Passage à examiner »

--------------------------------------------------

La violation des droits de propriété intellectuelle (DPI) à l’échelle mondiale reste préoccupante souligne la plus récente édition du rapport consacré à la protection et au respect des DPI dans les pays tiers, publié le 9 janvier dernier par la Commission européenne*. Plusieurs pays sont pointés nommément. Résultat : des milliers d’emplois sont menacés et les entreprises européennes doivent subir des pertes de recettes estimées à plusieurs milliards d’euros.
« Jusqu’à 82 % de l’ensemble des exportations de l’UE [Union européenne] proviennent de secteurs qui dépendent de la propriété intellectuelle » a averti Phil Hogan, le commissaire au Commerce, soulignant toutefois l’engagement de l’exécutif à Bruxelles pour rendre le système plus robuste. « Les informations recueillies dans le rapport nous permettront de continuer à améliorer l’efficacité de la protection des entreprises et des travailleurs de l’UE contre les atteintes à la propriété intellectuelle ».

--------------------------------------------------

Données enregistrées »

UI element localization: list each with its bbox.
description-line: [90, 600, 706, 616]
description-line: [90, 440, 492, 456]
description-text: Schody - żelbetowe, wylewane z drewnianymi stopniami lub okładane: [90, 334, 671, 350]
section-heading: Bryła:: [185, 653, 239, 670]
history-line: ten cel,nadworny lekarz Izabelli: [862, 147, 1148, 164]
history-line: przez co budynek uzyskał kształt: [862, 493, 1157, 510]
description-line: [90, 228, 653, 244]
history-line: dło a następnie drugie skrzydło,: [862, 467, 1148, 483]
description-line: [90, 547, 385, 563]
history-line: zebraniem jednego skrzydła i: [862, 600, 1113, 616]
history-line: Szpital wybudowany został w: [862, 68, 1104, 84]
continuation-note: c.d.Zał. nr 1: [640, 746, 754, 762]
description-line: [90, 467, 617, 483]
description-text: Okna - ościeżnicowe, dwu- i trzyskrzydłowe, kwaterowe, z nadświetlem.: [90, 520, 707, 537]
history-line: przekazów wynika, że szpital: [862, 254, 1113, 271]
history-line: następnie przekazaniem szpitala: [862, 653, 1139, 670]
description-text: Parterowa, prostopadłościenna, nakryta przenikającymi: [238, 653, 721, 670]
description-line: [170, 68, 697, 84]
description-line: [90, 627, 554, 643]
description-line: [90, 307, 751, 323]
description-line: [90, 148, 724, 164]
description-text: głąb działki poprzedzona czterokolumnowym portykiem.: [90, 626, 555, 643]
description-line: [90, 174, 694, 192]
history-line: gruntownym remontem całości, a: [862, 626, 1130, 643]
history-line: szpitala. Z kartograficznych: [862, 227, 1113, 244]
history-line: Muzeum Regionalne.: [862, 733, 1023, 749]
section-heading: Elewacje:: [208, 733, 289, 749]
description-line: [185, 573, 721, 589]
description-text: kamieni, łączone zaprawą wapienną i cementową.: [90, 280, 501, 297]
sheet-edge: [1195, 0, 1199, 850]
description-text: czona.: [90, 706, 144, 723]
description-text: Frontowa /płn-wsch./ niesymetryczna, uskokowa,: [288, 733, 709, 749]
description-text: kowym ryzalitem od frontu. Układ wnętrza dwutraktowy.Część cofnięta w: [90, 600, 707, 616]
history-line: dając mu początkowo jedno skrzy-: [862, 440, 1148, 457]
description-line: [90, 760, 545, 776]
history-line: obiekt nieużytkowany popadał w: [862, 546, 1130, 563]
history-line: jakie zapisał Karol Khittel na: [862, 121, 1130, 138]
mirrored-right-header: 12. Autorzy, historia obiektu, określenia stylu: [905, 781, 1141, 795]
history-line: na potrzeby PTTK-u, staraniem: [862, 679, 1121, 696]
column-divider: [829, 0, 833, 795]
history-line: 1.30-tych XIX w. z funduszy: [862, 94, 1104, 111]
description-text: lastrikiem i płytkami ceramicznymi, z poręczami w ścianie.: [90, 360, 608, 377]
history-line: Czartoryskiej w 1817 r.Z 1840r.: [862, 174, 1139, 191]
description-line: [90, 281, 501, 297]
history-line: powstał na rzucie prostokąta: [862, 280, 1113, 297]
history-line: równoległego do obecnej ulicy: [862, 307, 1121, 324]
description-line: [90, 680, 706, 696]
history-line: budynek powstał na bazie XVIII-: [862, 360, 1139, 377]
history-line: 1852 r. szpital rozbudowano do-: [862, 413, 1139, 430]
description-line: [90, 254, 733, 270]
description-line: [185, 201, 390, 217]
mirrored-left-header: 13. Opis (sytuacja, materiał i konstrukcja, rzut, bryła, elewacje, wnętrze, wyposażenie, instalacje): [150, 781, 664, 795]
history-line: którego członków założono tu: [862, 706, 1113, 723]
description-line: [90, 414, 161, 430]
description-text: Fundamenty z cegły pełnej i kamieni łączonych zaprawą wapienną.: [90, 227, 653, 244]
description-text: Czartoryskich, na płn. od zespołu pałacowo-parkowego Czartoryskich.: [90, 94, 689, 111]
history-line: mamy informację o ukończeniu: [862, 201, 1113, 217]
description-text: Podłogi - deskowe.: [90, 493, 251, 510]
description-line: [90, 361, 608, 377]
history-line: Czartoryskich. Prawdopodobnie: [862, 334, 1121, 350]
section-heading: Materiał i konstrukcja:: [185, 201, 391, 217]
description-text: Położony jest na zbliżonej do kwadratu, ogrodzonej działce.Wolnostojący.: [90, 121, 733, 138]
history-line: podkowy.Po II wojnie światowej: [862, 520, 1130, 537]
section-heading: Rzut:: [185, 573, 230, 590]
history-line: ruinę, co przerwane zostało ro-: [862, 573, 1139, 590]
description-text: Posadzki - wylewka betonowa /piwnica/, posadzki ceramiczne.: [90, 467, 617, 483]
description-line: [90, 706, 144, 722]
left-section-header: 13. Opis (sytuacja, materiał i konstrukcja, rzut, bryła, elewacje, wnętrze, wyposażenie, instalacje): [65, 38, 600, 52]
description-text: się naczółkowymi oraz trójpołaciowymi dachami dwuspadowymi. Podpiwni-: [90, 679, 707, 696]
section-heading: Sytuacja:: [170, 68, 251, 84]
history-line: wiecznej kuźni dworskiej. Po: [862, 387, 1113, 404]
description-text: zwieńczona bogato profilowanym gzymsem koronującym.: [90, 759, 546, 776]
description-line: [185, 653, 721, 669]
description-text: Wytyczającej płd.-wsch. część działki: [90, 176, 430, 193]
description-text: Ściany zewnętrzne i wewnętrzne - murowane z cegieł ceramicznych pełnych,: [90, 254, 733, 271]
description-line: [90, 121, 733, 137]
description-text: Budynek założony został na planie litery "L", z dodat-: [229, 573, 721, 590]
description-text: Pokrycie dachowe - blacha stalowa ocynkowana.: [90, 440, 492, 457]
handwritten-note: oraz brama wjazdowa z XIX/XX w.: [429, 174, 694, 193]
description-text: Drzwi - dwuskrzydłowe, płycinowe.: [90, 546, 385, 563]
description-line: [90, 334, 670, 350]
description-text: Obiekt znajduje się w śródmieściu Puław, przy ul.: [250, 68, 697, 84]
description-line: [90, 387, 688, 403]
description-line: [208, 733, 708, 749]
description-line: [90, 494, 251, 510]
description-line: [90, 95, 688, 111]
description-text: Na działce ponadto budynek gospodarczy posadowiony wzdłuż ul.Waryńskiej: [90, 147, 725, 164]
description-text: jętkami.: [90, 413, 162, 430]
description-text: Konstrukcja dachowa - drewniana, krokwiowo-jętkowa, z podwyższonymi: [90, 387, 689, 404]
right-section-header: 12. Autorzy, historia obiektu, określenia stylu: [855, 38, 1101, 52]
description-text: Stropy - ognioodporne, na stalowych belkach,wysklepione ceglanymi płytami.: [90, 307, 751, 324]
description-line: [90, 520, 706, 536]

--------------------------------------------------

Travail demandé » Reproduisez intégralement le passage à examiner, consacré aux atteintes aux droits de propriété intellectuelle, sans en changer un mot.

Réponse au problème »
La violation des droits de propriété intellectuelle (DPI) à l’échelle mondiale reste préoccupante souligne la plus récente édition du rapport consacré à la protection et au respect des DPI dans les pays tiers, publié le 9 janvier dernier par la Commission européenne*. Plusieurs pays sont pointés nommément. Résultat : des milliers d’emplois sont menacés et les entreprises européennes doivent subir des pertes de recettes estimées à plusieurs milliards d’euros.
« Jusqu’à 82 % de l’ensemble des exportations de l’UE [Union européenne] proviennent de secteurs qui dépendent de la propriété intellectuelle » a averti Phil Hogan, le commissaire au Commerce, soulignant toutefois l’engagement de l’exécutif à Bruxelles pour rendre le système plus robuste. « Les informations recueillies dans le rapport nous permettront de continuer à améliorer l’efficacité de la protection des entreprises et des travailleurs de l’UE contre les atteintes à la propriété intellectuelle ».